(Required work):
A: In the forum thread about Arnold Palmer's polo shirts, what logo did one poster think was on the sleeve of his trademark shirt?
B: Please write out the lines of the entries from the line with "hero-headline: The only" to the line with "computer-icon: [658, 327, 683, 352]", both ends included.
— Start Document text —
# Arnold Palmers Polo Shirts



## Chaps (Feb 27, 2006)

I was just watching the golf tournament and was curious if anyone knew where to buy a polo shirt similar to the one Arnold Palmer wears. It has a longer placket and a pocket. Thanks in advance.


----------



## fairway (Sep 23, 2006)

I noticed in a recent Golf Digest article featuring AP it looked as if his trademark hard collar shirt with pocket seemed to have a Slazenger logo on the sleeve but since they are now tonal it was hard to say for certain. Might be a place to start anyway since Slazenger has tradionally made pocketed golf shirts with a three button placket.


----------



## nolan50410 (Dec 5, 2006)

I believe Arnie wears polos with 4 or even 5 buttons. The collars are usually substantially larger then today's standard golf shirts. I wouldn't doubt if he gets them custom made for him, so he can have a shirt like he used to wear in the 60s and 70s. You can go to every golf shop or pro shop in the country and never see a shirt like Arnie wears.
— End Document text —
— Start Records for the task —
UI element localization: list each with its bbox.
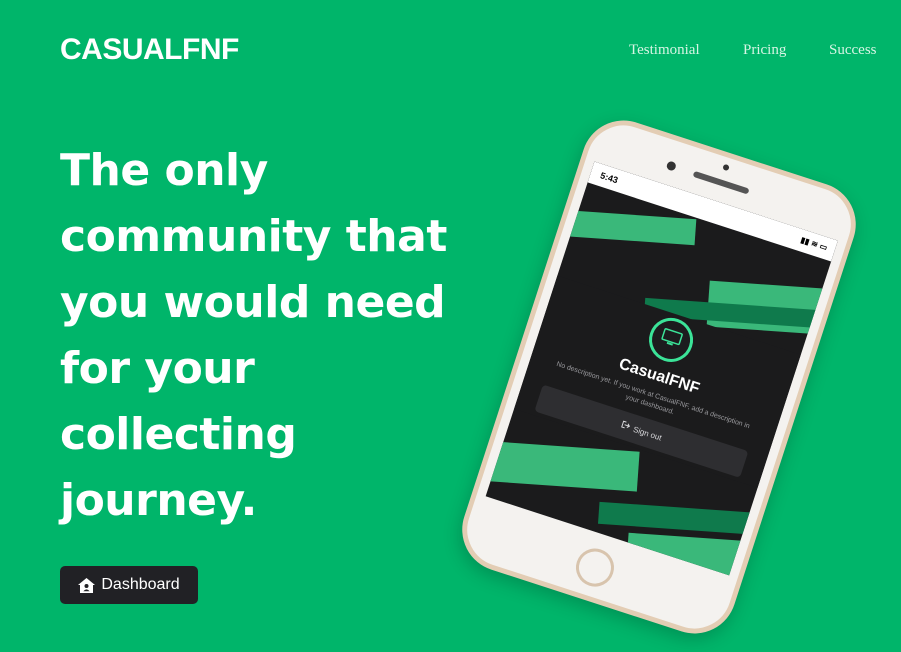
hero-headline: The only community that you would need f…: [60, 145, 447, 526]
app-avatar: [643, 312, 699, 368]
nav-link-testimonial[interactable]: Testimonial: [629, 42, 700, 59]
banner-stripe: [554, 209, 697, 246]
brand-logo[interactable]: CASUALFNF: [60, 33, 239, 67]
dashboard-button[interactable]: Dashboard: [60, 566, 198, 604]
status-icons: ▮▮ ≋ ▭: [799, 235, 829, 253]
house-user-icon: [78, 577, 96, 593]
footer-stripe: [485, 439, 640, 492]
top-nav: Testimonial Pricing Success: [600, 42, 901, 62]
status-time: 5:43: [598, 170, 620, 186]
sign-out-label: Sign out: [632, 424, 663, 443]
phone-screen: 5:43 ▮▮ ≋ ▭ CasualFNF No description yet…: [485, 161, 838, 576]
dashboard-button-label: Dashboard: [101, 576, 180, 593]
nav-link-pricing[interactable]: Pricing: [743, 42, 786, 59]
phone-mockup: 5:43 ▮▮ ≋ ▭ CasualFNF No description yet…: [451, 109, 867, 645]
sign-out-icon: [620, 420, 632, 432]
nav-link-success[interactable]: Success: [829, 42, 877, 59]
computer-icon: [658, 327, 683, 352]
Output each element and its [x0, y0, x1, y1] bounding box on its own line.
— End Records for the task —
(Responses per task):
A: A Slazenger logo.

B:
hero-headline: The only community that you would need f…: [60, 145, 447, 526]
app-avatar: [643, 312, 699, 368]
nav-link-testimonial[interactable]: Testimonial: [629, 42, 700, 59]
banner-stripe: [554, 209, 697, 246]
brand-logo[interactable]: CASUALFNF: [60, 33, 239, 67]
dashboard-button[interactable]: Dashboard: [60, 566, 198, 604]
status-icons: ▮▮ ≋ ▭: [799, 235, 829, 253]
house-user-icon: [78, 577, 96, 593]
footer-stripe: [485, 439, 640, 492]
top-nav: Testimonial Pricing Success: [600, 42, 901, 62]
status-time: 5:43: [598, 170, 620, 186]
sign-out-label: Sign out: [632, 424, 663, 443]
phone-screen: 5:43 ▮▮ ≋ ▭ CasualFNF No description yet…: [485, 161, 838, 576]
dashboard-button-label: Dashboard: [101, 576, 180, 593]
nav-link-pricing[interactable]: Pricing: [743, 42, 786, 59]
phone-mockup: 5:43 ▮▮ ≋ ▭ CasualFNF No description yet…: [451, 109, 867, 645]
sign-out-icon: [620, 420, 632, 432]
nav-link-success[interactable]: Success: [829, 42, 877, 59]
computer-icon: [658, 327, 683, 352]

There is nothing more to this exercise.